■ SUPPLIED DATA:
--- BEGIN ---

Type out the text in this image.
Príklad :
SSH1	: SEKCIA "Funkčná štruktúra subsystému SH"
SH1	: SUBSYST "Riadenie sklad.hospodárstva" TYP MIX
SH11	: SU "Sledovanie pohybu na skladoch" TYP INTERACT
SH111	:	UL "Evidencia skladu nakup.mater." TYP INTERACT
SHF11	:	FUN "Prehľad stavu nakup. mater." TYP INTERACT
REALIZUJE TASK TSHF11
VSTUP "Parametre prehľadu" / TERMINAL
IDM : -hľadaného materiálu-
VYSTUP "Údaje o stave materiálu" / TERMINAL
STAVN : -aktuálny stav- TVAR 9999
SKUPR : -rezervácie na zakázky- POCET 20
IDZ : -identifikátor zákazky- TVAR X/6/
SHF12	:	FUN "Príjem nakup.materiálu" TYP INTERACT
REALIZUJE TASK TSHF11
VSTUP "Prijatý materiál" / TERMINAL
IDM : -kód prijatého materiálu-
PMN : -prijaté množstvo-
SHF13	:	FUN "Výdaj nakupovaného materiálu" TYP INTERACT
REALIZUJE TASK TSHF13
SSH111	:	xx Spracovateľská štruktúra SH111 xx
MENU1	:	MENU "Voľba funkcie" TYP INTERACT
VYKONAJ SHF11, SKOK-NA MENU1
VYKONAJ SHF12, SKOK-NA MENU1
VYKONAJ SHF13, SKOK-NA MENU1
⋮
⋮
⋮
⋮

--- END ---

■ TASK TO COMPLETE:
Search the records for the string "SKOK" and return every line in which it occurs.

■ ANSWER TO THE PROBLEM:
VYKONAJ SHF11, SKOK-NA MENU1
VYKONAJ SHF12, SKOK-NA MENU1
VYKONAJ SHF13, SKOK-NA MENU1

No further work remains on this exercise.